▶ Activities
• A. Reproduce verbatim everything in the Quetta bombing report from "Inspector General of" down to "superintendent of police.".
• B. According to the Quetta bombing report, how many people were injured in the attack?
Selected extract section start
QUETTA
The death toll in a suicide bombing that targeted a police headquarters in Pakistan's Quetta city on Thursday rose to 30.
Inspector General of Police Balochistan, Mushtaq Sukhera told Anadolu Agency that 40 people were also injured when a suicide bomber blew himself up near a crowd at police headquarters that gathered to offer the funeral prayer of a slain police inspector.
The deceased included the head of operations of city police Fayaz Ahmed Sunbal, and a superintendent and a deputy superintendent of police.
Hospital authorities fear increase in death toll as condition of many injured was stated to be very serious.
According to police, 250 to 300 people were gathering in a mosque inside the Quetta police headquarters to attend the funeral ceremony of a police inspector who was gunned down by militants on Thursday morning, when a suicide bomber blew himself up on the gate of the mosque.
Selected extract section end
Information supplied section start
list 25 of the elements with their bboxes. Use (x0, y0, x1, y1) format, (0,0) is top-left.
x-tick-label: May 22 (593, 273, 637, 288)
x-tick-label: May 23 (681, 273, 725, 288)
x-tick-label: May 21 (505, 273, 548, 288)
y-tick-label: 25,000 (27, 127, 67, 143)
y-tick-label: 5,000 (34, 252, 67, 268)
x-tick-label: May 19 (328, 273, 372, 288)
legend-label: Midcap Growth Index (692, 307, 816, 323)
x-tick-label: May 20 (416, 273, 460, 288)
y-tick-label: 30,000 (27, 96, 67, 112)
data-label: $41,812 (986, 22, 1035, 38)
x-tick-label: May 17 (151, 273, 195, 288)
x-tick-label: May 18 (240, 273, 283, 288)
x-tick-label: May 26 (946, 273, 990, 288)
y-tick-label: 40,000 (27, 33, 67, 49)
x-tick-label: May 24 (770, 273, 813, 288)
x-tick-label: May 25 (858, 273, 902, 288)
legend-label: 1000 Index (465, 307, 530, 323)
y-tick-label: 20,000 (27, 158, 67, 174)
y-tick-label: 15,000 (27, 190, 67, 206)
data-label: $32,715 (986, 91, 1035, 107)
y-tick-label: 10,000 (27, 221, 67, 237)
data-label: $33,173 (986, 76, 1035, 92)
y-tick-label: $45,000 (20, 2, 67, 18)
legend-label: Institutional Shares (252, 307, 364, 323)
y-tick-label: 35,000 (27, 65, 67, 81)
Information supplied section end
▶ Exercise solutions
• A.
Inspector General of Police Balochistan, Mushtaq Sukhera told Anadolu Agency that 40 people were also injured when a suicide bomber blew himself up near a crowd at police headquarters that gathered to offer the funeral prayer of a slain police inspector.
The deceased included the head of operations of city police Fayaz Ahmed Sunbal, and a superintendent and a deputy superintendent of police.

• B. 40 people were injured.